> **Problem statement**
Every record here should be printed again exactly.

> **Data excerpts**
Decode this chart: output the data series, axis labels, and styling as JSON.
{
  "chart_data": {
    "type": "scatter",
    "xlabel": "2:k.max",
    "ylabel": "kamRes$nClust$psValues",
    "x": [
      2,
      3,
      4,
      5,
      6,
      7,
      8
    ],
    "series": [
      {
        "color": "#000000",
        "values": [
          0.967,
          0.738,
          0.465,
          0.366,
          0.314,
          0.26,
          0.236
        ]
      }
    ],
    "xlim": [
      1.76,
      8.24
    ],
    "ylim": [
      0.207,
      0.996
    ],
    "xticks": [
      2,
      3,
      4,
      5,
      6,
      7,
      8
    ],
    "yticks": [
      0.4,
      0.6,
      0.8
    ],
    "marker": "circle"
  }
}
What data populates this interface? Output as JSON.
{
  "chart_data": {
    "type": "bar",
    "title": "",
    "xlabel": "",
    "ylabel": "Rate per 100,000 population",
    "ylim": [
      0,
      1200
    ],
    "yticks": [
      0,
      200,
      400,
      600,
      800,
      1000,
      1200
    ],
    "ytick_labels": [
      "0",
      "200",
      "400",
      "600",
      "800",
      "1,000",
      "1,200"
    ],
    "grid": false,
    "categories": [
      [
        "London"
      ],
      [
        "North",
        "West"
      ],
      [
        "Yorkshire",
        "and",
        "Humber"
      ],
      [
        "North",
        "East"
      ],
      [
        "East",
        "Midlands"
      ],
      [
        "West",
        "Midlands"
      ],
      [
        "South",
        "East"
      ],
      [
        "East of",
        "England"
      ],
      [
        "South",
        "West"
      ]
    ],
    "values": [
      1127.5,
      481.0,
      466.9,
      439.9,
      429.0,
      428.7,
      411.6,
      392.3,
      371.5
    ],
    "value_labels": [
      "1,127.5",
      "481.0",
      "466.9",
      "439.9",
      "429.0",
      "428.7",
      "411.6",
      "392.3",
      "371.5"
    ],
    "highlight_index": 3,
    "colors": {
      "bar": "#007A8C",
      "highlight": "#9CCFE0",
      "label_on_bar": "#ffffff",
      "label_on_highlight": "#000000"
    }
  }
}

> **Finished task**
Decode this chart: output the data series, axis labels, and styling as JSON.
{
  "chart_data": {
    "type": "scatter",
    "xlabel": "2:k.max",
    "ylabel": "kamRes$nClust$psValues",
    "x": [
      2,
      3,
      4,
      5,
      6,
      7,
      8
    ],
    "series": [
      {
        "color": "#000000",
        "values": [
          0.967,
          0.738,
          0.465,
          0.366,
          0.314,
          0.26,
          0.236
        ]
      }
    ],
    "xlim": [
      1.76,
      8.24
    ],
    "ylim": [
      0.207,
      0.996
    ],
    "xticks": [
      2,
      3,
      4,
      5,
      6,
      7,
      8
    ],
    "yticks": [
      0.4,
      0.6,
      0.8
    ],
    "marker": "circle"
  }
}
What data populates this interface? Output as JSON.
{
  "chart_data": {
    "type": "bar",
    "title": "",
    "xlabel": "",
    "ylabel": "Rate per 100,000 population",
    "ylim": [
      0,
      1200
    ],
    "yticks": [
      0,
      200,
      400,
      600,
      800,
      1000,
      1200
    ],
    "ytick_labels": [
      "0",
      "200",
      "400",
      "600",
      "800",
      "1,000",
      "1,200"
    ],
    "grid": false,
    "categories": [
      [
        "London"
      ],
      [
        "North",
        "West"
      ],
      [
        "Yorkshire",
        "and",
        "Humber"
      ],
      [
        "North",
        "East"
      ],
      [
        "East",
        "Midlands"
      ],
      [
        "West",
        "Midlands"
      ],
      [
        "South",
        "East"
      ],
      [
        "East of",
        "England"
      ],
      [
        "South",
        "West"
      ]
    ],
    "values": [
      1127.5,
      481.0,
      466.9,
      439.9,
      429.0,
      428.7,
      411.6,
      392.3,
      371.5
    ],
    "value_labels": [
      "1,127.5",
      "481.0",
      "466.9",
      "439.9",
      "429.0",
      "428.7",
      "411.6",
      "392.3",
      "371.5"
    ],
    "highlight_index": 3,
    "colors": {
      "bar": "#007A8C",
      "highlight": "#9CCFE0",
      "label_on_bar": "#ffffff",
      "label_on_highlight": "#000000"
    }
  }
}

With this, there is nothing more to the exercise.